→ **SET PROBLEM**:
Look through the data below and return each line where "обслуживания" appears.
* BEGIN EXERCISE MATERIALS *
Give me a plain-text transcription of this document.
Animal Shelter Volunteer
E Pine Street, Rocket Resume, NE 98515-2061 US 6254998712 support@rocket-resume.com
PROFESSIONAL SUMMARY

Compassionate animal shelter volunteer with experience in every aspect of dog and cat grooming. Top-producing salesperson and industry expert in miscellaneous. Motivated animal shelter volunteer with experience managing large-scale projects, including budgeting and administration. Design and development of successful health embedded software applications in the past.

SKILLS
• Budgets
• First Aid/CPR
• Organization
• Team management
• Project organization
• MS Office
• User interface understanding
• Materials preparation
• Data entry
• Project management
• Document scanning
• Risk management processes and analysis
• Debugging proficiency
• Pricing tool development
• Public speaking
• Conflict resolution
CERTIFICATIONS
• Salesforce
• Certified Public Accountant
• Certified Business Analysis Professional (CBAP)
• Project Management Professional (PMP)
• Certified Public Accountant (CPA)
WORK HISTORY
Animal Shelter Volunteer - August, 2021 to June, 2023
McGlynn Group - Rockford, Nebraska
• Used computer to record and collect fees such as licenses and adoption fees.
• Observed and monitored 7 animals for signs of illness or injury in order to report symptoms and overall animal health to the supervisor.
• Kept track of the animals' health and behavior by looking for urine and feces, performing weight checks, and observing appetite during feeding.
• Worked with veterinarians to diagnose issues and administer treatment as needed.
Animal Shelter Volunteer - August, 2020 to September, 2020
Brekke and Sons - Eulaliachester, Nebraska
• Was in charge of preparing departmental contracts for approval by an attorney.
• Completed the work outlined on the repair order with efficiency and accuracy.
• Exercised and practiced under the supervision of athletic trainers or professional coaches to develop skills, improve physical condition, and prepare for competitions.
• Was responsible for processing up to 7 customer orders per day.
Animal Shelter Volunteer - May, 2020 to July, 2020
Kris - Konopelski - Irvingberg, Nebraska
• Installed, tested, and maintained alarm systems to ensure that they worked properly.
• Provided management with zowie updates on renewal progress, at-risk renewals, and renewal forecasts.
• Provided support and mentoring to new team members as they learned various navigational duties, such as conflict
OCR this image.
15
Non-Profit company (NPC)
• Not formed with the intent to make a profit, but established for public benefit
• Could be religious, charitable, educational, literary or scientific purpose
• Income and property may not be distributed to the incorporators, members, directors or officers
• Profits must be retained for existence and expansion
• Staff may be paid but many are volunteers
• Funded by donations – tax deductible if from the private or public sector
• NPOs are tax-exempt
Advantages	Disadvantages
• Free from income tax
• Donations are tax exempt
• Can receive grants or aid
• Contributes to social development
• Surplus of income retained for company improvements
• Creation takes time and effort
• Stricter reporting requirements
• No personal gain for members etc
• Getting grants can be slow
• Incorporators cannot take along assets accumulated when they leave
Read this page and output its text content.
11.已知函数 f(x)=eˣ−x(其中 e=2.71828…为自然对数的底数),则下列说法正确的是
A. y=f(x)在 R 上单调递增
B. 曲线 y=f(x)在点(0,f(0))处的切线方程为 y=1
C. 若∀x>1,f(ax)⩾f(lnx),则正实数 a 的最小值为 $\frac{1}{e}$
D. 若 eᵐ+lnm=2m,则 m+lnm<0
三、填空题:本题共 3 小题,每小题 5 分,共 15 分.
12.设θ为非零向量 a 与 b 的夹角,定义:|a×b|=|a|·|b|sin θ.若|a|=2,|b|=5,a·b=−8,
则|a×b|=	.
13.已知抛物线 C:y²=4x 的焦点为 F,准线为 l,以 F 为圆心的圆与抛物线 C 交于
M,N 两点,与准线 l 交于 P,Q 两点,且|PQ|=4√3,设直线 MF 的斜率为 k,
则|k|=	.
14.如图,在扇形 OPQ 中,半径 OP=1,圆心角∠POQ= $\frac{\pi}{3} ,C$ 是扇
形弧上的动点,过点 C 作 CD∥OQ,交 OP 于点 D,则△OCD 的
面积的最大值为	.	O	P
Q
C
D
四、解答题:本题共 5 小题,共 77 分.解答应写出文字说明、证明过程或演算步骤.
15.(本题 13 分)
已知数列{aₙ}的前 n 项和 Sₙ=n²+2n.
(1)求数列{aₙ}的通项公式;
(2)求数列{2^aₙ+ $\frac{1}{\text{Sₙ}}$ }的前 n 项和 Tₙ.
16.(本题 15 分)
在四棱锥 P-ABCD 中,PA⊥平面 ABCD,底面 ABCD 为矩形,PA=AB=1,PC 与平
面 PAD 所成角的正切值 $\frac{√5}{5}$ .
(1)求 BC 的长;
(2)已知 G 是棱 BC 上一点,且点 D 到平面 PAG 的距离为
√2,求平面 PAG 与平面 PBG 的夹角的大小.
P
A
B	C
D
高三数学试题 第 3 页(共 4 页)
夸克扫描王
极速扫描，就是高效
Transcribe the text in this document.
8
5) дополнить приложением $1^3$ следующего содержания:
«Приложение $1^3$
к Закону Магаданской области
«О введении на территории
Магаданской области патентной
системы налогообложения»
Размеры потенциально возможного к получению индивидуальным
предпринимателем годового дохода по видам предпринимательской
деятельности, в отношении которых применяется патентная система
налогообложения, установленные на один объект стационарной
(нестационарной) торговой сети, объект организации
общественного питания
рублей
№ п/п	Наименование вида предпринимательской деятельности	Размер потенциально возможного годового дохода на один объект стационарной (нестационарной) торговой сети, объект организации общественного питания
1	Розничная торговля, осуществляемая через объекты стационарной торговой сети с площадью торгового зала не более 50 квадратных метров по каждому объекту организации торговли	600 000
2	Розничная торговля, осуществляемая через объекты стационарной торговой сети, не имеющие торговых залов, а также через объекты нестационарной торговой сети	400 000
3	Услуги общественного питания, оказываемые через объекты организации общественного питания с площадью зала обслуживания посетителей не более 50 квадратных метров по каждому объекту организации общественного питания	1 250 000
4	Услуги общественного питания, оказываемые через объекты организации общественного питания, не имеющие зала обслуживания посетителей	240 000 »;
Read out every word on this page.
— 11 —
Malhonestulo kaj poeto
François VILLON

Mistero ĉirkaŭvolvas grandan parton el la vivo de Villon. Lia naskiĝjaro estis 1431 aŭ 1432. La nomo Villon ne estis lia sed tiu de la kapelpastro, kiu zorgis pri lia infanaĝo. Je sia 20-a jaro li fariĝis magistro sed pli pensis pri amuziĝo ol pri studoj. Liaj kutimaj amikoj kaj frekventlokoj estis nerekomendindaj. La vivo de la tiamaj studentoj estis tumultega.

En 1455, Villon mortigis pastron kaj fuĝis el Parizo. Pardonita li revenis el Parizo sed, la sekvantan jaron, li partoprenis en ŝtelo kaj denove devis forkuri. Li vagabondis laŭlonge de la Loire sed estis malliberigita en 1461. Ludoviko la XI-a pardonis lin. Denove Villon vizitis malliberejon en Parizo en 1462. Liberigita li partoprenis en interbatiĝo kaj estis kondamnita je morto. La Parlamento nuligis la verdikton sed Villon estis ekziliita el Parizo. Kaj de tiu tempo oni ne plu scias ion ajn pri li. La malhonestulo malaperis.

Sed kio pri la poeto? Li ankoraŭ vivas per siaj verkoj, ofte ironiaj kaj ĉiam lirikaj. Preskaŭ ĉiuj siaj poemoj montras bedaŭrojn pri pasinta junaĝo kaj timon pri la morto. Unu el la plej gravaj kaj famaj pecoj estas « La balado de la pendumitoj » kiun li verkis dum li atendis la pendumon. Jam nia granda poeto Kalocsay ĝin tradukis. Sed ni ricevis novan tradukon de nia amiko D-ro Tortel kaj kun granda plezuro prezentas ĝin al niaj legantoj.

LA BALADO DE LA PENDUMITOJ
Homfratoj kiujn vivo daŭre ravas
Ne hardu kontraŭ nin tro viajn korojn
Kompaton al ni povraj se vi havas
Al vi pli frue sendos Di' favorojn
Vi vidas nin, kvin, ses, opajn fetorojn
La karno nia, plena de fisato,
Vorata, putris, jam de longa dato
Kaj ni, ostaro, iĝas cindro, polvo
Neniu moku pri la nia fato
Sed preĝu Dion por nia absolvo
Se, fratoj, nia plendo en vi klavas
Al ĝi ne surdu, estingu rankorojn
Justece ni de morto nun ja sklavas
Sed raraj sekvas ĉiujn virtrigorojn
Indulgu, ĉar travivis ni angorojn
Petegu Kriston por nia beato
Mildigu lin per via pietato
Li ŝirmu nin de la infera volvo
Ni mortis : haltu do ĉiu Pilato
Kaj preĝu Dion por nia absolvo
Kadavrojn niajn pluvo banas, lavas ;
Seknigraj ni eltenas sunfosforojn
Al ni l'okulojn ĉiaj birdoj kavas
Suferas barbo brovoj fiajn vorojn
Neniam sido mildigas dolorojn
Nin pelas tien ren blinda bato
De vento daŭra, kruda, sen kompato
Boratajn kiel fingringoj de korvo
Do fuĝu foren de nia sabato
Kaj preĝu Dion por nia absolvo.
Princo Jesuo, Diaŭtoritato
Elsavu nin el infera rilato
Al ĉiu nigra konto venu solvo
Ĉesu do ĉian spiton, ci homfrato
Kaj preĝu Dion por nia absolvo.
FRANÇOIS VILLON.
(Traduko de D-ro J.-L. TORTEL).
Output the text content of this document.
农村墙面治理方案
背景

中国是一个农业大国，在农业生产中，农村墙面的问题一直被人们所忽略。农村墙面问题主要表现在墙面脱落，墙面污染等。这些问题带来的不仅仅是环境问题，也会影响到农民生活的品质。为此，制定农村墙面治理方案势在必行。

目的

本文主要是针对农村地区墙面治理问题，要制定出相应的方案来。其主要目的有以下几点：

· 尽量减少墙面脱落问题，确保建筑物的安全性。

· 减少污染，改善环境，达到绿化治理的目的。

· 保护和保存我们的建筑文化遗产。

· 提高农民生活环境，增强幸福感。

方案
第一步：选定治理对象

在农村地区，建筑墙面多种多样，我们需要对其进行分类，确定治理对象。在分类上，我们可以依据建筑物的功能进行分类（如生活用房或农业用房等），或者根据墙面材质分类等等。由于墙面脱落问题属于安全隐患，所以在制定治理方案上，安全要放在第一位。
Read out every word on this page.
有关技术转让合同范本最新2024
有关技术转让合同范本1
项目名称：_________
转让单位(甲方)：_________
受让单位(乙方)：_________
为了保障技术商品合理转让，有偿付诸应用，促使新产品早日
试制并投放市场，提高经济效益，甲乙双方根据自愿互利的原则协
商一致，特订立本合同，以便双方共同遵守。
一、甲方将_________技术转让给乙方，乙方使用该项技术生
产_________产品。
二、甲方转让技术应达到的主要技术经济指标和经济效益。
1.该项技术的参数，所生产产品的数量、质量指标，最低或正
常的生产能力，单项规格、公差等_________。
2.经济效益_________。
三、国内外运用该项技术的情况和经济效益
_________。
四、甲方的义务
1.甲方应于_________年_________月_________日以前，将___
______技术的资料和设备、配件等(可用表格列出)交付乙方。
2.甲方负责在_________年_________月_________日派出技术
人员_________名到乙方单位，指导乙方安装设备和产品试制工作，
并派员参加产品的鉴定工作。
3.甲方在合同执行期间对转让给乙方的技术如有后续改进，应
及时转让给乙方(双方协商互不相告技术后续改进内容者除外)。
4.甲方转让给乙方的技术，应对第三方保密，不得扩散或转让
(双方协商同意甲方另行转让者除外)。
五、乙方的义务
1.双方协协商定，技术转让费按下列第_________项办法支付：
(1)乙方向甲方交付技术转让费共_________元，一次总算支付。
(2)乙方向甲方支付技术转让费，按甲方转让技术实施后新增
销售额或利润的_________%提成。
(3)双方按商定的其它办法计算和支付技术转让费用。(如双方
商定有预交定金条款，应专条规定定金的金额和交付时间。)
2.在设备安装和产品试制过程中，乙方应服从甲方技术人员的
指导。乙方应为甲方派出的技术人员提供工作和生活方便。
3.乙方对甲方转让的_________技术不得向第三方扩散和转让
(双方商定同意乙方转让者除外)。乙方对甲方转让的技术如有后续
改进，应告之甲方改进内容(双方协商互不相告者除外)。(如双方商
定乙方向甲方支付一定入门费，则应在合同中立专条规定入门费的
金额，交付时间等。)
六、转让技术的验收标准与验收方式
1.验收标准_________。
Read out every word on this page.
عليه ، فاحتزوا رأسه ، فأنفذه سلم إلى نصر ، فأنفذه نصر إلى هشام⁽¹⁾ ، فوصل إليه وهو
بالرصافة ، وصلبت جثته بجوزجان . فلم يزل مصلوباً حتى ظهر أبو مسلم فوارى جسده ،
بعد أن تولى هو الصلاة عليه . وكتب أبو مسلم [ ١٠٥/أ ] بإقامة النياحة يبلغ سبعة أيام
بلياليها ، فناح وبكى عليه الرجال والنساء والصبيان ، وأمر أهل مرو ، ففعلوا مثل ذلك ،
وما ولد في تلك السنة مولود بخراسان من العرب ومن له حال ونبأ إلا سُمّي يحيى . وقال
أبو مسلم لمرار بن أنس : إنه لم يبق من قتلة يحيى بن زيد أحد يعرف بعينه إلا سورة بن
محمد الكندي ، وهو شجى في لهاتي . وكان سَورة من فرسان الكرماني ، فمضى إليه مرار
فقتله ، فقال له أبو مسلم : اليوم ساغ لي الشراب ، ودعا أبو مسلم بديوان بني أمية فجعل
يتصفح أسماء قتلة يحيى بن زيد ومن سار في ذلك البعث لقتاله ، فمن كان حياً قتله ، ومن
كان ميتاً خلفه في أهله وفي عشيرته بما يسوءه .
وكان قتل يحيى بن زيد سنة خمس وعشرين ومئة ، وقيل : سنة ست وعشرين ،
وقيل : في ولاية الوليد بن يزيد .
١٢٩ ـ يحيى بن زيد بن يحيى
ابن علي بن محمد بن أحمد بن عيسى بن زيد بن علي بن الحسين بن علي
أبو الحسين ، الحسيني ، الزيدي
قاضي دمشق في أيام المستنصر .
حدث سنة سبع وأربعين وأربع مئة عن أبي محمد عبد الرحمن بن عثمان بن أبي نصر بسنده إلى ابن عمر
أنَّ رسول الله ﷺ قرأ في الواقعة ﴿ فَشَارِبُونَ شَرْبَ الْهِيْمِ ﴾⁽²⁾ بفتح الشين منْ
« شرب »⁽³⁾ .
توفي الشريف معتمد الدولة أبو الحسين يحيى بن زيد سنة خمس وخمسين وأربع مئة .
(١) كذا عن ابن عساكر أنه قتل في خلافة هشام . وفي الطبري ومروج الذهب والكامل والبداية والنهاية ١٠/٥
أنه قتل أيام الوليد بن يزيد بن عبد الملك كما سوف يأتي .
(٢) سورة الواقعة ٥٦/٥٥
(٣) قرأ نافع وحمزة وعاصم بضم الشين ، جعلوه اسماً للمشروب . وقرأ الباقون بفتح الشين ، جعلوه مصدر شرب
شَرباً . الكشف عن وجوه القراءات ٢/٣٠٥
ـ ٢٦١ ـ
* END EXERCISE MATERIALS *
→ **TASK OUTPUT**:
3	Услуги общественного питания, оказываемые через объекты организации общественного питания с площадью зала обслуживания посетителей не более 50 квадратных метров по каждому объекту организации общественного питания	1 250 000
4	Услуги общественного питания, оказываемые через объекты организации общественного питания, не имеющие зала обслуживания посетителей	240 000 »;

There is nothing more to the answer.